--- START OF Input data ---
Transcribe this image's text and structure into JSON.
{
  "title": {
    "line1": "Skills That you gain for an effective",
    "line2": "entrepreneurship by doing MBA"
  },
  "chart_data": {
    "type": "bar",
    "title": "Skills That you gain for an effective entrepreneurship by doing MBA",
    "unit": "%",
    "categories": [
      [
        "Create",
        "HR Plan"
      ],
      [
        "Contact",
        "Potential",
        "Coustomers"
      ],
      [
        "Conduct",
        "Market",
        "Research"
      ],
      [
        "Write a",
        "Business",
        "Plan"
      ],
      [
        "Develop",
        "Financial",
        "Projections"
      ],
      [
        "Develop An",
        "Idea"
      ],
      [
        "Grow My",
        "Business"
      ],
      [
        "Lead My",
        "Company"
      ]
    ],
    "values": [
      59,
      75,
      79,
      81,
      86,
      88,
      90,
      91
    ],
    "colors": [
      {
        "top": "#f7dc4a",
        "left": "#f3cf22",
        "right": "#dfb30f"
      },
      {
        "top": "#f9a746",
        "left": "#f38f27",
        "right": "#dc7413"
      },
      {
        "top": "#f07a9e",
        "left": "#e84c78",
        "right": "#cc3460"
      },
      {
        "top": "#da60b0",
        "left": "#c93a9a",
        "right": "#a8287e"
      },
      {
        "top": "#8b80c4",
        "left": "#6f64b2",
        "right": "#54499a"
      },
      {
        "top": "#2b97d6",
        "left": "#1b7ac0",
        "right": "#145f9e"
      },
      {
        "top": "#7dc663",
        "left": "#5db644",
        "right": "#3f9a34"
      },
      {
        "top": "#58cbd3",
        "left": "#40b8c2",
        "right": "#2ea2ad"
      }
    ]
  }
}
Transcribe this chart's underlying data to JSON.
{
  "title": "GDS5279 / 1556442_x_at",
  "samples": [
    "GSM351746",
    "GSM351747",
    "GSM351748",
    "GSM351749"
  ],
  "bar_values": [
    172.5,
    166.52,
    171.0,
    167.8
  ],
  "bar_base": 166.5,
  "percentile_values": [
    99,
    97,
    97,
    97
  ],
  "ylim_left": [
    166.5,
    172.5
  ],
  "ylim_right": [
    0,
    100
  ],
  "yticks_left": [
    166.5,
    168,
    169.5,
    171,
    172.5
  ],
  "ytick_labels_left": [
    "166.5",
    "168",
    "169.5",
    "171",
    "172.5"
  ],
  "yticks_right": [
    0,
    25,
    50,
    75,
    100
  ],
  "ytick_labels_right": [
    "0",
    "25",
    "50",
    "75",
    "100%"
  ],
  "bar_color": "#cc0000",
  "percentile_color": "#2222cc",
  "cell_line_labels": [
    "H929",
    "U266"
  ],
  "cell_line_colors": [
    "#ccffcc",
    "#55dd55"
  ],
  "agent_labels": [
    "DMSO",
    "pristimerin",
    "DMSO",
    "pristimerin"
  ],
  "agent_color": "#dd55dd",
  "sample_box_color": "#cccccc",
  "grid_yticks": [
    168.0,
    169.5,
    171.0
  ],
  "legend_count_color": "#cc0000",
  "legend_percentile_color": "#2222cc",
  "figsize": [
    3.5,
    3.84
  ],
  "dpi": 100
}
--- END OF Input data ---
## Your task
Reproduce every line from the entries that holds the word "gain".

## Correct answer
    "line1": "Skills That you gain for an effective",
    "title": "Skills That you gain for an effective entrepreneurship by doing MBA",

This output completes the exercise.